Records
☆ ☆ ☆ ☆ ☆ ☆ ☆

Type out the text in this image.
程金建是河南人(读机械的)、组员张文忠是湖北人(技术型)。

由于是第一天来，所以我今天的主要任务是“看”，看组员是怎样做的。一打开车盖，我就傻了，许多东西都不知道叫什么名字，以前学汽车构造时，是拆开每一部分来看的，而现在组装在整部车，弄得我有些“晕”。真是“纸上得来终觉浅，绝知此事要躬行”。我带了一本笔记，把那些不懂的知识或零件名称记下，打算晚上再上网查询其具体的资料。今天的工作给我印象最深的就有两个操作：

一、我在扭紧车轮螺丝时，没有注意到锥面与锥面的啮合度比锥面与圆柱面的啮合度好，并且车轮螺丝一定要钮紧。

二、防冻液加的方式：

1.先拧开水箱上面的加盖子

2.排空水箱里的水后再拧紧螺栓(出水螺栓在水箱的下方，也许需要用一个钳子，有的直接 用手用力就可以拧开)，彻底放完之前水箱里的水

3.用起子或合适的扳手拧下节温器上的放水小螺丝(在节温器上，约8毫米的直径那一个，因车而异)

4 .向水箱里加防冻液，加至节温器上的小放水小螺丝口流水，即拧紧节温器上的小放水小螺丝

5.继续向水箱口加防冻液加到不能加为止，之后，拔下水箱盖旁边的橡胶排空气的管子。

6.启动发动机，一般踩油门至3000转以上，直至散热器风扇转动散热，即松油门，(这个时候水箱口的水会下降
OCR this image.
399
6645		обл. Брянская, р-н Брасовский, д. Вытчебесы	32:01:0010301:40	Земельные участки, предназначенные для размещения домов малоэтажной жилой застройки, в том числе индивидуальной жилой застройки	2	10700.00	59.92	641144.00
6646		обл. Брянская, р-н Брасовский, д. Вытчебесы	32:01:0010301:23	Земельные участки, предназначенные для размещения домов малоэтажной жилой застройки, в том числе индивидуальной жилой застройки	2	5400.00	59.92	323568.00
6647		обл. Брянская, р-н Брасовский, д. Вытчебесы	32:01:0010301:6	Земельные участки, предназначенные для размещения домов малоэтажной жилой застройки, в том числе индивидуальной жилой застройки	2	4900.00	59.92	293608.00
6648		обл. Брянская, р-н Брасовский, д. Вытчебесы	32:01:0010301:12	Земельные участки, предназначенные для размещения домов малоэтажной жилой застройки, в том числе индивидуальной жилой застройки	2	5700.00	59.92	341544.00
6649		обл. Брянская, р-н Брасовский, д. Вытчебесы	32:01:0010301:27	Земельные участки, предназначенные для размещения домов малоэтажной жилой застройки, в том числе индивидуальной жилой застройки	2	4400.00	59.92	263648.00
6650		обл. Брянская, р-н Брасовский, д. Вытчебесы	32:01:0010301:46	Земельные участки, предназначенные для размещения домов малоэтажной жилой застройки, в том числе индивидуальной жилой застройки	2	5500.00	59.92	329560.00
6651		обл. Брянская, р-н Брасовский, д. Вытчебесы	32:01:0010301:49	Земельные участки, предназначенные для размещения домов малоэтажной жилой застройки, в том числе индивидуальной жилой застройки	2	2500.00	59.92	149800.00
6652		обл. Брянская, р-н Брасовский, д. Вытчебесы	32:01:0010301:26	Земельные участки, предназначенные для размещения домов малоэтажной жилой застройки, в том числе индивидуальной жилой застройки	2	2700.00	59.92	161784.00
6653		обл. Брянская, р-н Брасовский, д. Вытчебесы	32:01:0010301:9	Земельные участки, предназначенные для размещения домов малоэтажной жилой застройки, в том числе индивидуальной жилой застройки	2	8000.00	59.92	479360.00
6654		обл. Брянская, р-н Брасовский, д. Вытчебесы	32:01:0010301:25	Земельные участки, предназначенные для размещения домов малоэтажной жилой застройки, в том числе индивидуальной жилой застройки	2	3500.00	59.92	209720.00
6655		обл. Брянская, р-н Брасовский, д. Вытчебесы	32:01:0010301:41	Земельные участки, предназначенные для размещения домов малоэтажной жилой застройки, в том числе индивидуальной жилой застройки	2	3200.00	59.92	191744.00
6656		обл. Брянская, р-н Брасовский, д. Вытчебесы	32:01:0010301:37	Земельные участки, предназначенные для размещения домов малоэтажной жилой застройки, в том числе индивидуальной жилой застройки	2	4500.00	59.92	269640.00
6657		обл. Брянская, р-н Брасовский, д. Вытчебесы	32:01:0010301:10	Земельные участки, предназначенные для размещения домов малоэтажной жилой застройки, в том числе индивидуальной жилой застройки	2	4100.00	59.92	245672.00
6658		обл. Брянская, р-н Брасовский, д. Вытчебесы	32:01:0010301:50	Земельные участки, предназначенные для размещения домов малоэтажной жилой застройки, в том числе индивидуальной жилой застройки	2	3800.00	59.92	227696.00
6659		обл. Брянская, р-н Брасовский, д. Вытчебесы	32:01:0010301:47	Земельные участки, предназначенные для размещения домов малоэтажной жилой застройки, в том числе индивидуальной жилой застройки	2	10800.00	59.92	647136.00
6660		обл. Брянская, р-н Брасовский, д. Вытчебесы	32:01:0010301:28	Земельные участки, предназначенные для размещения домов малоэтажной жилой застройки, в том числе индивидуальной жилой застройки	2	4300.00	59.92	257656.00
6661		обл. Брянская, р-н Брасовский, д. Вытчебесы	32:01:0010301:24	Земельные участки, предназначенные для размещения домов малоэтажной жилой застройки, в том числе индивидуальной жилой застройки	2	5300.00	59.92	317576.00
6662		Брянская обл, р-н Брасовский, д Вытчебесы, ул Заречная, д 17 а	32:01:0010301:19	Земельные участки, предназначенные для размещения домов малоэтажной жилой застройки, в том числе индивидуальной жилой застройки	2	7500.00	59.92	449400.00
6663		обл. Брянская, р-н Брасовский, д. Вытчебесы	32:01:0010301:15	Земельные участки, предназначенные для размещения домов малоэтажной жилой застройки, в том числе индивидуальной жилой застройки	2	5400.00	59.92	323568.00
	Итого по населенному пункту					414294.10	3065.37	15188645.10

☆ ☆ ☆ ☆ ☆ ☆ ☆

The problem:
Filter the records for lines holding the string "image". Copy each one.

Task response:
Type out the text in this image.
OCR this image.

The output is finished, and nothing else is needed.